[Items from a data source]
---
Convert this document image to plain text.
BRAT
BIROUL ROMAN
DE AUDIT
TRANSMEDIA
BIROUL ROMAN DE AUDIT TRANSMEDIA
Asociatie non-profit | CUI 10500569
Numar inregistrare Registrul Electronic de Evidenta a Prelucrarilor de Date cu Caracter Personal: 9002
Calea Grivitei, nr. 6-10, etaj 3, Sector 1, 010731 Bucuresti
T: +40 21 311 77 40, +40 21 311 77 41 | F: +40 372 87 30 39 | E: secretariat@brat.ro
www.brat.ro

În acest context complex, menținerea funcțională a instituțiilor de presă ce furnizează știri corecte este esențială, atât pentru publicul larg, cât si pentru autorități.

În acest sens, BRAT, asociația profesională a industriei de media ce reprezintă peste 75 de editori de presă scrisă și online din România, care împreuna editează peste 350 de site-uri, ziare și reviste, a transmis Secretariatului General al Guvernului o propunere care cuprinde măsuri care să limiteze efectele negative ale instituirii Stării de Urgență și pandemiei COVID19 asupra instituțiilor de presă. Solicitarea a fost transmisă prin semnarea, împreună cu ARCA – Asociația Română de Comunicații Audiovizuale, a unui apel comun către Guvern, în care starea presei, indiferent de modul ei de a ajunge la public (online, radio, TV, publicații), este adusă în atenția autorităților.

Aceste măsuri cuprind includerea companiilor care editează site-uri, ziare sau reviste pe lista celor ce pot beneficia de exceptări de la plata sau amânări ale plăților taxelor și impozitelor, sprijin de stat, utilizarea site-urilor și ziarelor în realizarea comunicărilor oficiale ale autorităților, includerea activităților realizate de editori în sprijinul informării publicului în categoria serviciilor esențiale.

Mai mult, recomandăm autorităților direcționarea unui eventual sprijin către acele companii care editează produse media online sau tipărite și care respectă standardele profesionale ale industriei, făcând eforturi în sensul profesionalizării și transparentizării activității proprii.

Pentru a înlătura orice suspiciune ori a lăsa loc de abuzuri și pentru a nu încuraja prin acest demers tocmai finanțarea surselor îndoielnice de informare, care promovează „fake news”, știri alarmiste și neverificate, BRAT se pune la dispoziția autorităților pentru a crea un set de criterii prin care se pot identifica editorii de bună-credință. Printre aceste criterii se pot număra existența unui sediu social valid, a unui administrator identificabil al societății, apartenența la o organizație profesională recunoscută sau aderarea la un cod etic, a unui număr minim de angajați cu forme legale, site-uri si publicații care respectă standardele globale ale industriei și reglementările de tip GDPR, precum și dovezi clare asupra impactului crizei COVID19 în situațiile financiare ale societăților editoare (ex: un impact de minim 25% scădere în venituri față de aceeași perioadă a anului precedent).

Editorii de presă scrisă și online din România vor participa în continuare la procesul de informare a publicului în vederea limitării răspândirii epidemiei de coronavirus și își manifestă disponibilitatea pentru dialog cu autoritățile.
---
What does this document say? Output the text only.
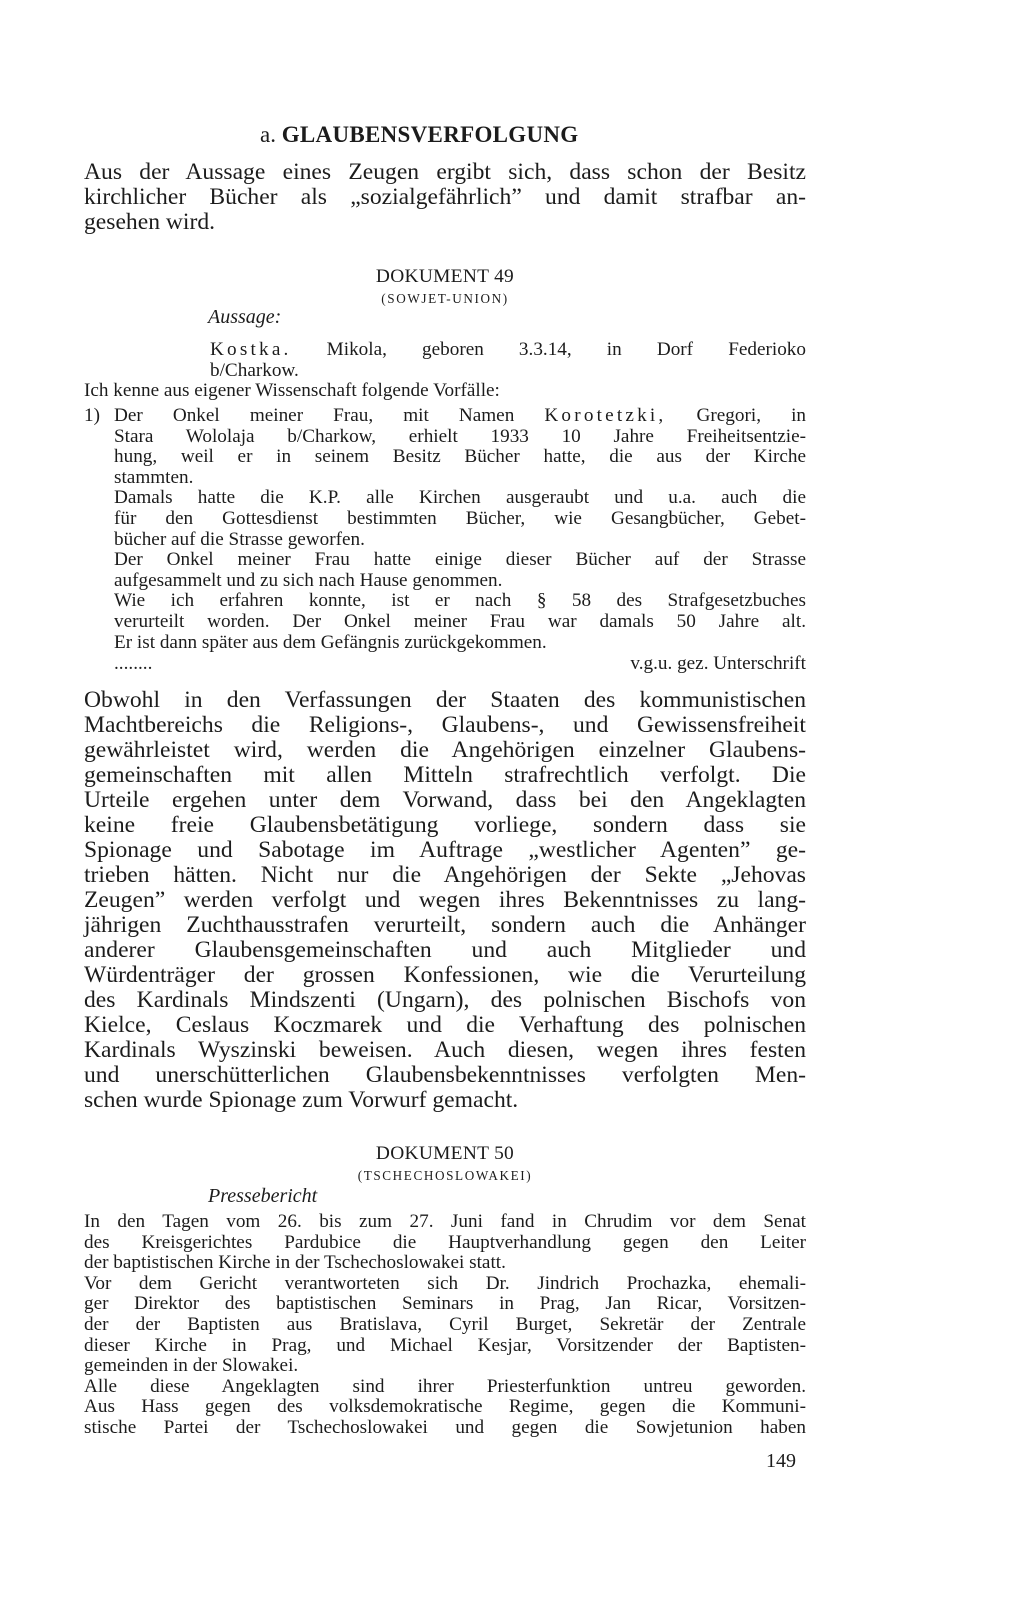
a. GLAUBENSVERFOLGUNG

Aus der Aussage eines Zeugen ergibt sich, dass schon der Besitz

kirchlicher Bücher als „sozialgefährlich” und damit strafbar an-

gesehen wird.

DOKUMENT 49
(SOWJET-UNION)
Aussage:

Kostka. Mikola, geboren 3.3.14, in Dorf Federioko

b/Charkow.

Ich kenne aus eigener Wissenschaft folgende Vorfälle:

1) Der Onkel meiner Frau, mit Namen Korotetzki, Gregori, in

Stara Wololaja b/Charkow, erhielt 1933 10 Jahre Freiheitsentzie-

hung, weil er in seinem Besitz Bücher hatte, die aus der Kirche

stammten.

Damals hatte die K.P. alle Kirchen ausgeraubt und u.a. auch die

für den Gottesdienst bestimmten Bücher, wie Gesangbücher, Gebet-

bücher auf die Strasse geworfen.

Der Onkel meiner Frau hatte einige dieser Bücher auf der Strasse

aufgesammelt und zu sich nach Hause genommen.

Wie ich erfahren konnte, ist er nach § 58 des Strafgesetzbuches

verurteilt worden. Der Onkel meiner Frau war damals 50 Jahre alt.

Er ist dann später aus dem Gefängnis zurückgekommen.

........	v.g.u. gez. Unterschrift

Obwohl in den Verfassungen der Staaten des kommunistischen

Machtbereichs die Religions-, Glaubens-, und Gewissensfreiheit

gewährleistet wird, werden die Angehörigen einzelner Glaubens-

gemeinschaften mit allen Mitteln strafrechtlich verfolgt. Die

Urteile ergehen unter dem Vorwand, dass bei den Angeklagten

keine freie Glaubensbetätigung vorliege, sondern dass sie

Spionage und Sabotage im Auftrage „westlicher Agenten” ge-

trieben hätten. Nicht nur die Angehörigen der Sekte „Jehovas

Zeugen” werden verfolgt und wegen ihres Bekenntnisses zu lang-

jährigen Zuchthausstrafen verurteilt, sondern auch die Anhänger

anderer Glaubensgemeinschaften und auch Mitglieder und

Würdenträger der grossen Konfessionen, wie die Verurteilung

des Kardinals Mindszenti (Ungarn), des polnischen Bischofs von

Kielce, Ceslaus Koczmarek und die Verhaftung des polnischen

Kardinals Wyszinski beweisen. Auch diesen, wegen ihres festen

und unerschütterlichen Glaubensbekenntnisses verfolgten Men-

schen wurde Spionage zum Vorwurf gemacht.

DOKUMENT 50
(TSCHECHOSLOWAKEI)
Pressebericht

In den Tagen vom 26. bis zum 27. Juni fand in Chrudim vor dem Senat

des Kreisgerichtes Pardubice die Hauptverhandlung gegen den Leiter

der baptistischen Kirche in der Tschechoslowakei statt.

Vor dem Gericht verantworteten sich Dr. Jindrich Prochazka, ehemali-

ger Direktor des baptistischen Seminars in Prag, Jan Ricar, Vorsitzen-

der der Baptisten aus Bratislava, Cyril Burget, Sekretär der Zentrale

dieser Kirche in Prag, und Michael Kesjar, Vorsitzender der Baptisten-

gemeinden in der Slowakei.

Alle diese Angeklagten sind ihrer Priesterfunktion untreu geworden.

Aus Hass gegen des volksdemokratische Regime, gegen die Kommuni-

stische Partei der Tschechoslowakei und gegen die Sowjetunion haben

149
---
TASK TO CARRY OUT
Above are some records. Report the number of their lines that include "ihres", and add nothing else.

COMPLETED EXERCISE
2